◆ Task description
Restate the entire listing word for word.

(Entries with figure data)
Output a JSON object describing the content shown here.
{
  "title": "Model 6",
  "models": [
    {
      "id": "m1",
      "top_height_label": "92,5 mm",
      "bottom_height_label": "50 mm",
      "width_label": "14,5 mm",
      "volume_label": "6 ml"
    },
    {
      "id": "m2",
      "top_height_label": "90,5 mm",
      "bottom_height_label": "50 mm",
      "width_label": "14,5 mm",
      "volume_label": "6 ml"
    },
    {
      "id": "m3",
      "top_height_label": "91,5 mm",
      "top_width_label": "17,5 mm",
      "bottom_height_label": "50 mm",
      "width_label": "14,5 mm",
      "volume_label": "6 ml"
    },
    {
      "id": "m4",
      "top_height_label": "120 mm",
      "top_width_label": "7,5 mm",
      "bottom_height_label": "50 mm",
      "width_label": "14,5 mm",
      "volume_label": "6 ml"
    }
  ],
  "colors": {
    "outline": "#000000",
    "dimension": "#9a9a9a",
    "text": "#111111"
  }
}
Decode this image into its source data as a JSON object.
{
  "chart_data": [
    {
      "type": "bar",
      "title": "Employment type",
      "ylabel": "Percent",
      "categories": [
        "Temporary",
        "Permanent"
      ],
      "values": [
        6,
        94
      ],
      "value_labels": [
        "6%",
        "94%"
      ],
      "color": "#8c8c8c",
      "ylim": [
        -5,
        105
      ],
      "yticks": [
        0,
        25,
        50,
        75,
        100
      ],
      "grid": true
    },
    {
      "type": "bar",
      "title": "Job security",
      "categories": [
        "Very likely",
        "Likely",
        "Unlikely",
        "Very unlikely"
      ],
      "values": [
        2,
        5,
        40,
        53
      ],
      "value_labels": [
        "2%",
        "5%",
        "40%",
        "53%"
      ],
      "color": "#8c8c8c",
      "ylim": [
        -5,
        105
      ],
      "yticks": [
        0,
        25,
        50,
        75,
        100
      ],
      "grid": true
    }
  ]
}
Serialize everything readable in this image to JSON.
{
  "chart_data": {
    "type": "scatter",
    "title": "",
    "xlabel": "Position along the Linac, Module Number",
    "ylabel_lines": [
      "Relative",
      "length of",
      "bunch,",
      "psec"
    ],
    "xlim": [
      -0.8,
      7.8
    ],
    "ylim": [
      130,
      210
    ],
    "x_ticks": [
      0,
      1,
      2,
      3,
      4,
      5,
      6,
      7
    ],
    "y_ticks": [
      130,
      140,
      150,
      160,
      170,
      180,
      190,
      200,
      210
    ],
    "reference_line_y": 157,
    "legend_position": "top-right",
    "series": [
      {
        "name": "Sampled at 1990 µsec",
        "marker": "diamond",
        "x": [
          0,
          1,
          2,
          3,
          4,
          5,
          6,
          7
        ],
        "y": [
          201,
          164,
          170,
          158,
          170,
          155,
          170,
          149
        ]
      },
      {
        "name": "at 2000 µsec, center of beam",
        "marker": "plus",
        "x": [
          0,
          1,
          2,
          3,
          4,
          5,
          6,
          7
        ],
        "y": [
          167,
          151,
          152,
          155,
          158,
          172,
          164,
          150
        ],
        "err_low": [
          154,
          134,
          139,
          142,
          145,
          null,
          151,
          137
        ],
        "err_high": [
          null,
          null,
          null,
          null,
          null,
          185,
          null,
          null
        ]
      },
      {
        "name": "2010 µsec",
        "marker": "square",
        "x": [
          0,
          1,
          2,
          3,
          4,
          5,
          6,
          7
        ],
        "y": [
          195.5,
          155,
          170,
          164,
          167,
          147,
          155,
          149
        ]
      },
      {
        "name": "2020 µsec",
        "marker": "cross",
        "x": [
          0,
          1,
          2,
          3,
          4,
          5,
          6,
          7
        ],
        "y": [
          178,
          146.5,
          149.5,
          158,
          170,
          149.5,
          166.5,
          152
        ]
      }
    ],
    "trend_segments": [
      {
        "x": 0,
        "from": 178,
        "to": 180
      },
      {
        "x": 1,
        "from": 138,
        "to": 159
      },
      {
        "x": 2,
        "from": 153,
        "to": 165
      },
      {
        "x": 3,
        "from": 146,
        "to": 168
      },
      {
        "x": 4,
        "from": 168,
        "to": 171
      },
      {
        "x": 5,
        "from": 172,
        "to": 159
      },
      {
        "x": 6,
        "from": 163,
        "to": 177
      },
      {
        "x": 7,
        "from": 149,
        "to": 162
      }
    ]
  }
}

◆ Output of the task
Output a JSON object describing the content shown here.
{
  "title": "Model 6",
  "models": [
    {
      "id": "m1",
      "top_height_label": "92,5 mm",
      "bottom_height_label": "50 mm",
      "width_label": "14,5 mm",
      "volume_label": "6 ml"
    },
    {
      "id": "m2",
      "top_height_label": "90,5 mm",
      "bottom_height_label": "50 mm",
      "width_label": "14,5 mm",
      "volume_label": "6 ml"
    },
    {
      "id": "m3",
      "top_height_label": "91,5 mm",
      "top_width_label": "17,5 mm",
      "bottom_height_label": "50 mm",
      "width_label": "14,5 mm",
      "volume_label": "6 ml"
    },
    {
      "id": "m4",
      "top_height_label": "120 mm",
      "top_width_label": "7,5 mm",
      "bottom_height_label": "50 mm",
      "width_label": "14,5 mm",
      "volume_label": "6 ml"
    }
  ],
  "colors": {
    "outline": "#000000",
    "dimension": "#9a9a9a",
    "text": "#111111"
  }
}
Decode this image into its source data as a JSON object.
{
  "chart_data": [
    {
      "type": "bar",
      "title": "Employment type",
      "ylabel": "Percent",
      "categories": [
        "Temporary",
        "Permanent"
      ],
      "values": [
        6,
        94
      ],
      "value_labels": [
        "6%",
        "94%"
      ],
      "color": "#8c8c8c",
      "ylim": [
        -5,
        105
      ],
      "yticks": [
        0,
        25,
        50,
        75,
        100
      ],
      "grid": true
    },
    {
      "type": "bar",
      "title": "Job security",
      "categories": [
        "Very likely",
        "Likely",
        "Unlikely",
        "Very unlikely"
      ],
      "values": [
        2,
        5,
        40,
        53
      ],
      "value_labels": [
        "2%",
        "5%",
        "40%",
        "53%"
      ],
      "color": "#8c8c8c",
      "ylim": [
        -5,
        105
      ],
      "yticks": [
        0,
        25,
        50,
        75,
        100
      ],
      "grid": true
    }
  ]
}
Serialize everything readable in this image to JSON.
{
  "chart_data": {
    "type": "scatter",
    "title": "",
    "xlabel": "Position along the Linac, Module Number",
    "ylabel_lines": [
      "Relative",
      "length of",
      "bunch,",
      "psec"
    ],
    "xlim": [
      -0.8,
      7.8
    ],
    "ylim": [
      130,
      210
    ],
    "x_ticks": [
      0,
      1,
      2,
      3,
      4,
      5,
      6,
      7
    ],
    "y_ticks": [
      130,
      140,
      150,
      160,
      170,
      180,
      190,
      200,
      210
    ],
    "reference_line_y": 157,
    "legend_position": "top-right",
    "series": [
      {
        "name": "Sampled at 1990 µsec",
        "marker": "diamond",
        "x": [
          0,
          1,
          2,
          3,
          4,
          5,
          6,
          7
        ],
        "y": [
          201,
          164,
          170,
          158,
          170,
          155,
          170,
          149
        ]
      },
      {
        "name": "at 2000 µsec, center of beam",
        "marker": "plus",
        "x": [
          0,
          1,
          2,
          3,
          4,
          5,
          6,
          7
        ],
        "y": [
          167,
          151,
          152,
          155,
          158,
          172,
          164,
          150
        ],
        "err_low": [
          154,
          134,
          139,
          142,
          145,
          null,
          151,
          137
        ],
        "err_high": [
          null,
          null,
          null,
          null,
          null,
          185,
          null,
          null
        ]
      },
      {
        "name": "2010 µsec",
        "marker": "square",
        "x": [
          0,
          1,
          2,
          3,
          4,
          5,
          6,
          7
        ],
        "y": [
          195.5,
          155,
          170,
          164,
          167,
          147,
          155,
          149
        ]
      },
      {
        "name": "2020 µsec",
        "marker": "cross",
        "x": [
          0,
          1,
          2,
          3,
          4,
          5,
          6,
          7
        ],
        "y": [
          178,
          146.5,
          149.5,
          158,
          170,
          149.5,
          166.5,
          152
        ]
      }
    ],
    "trend_segments": [
      {
        "x": 0,
        "from": 178,
        "to": 180
      },
      {
        "x": 1,
        "from": 138,
        "to": 159
      },
      {
        "x": 2,
        "from": 153,
        "to": 165
      },
      {
        "x": 3,
        "from": 146,
        "to": 168
      },
      {
        "x": 4,
        "from": 168,
        "to": 171
      },
      {
        "x": 5,
        "from": 172,
        "to": 159
      },
      {
        "x": 6,
        "from": 163,
        "to": 177
      },
      {
        "x": 7,
        "from": 149,
        "to": 162
      }
    ]
  }
}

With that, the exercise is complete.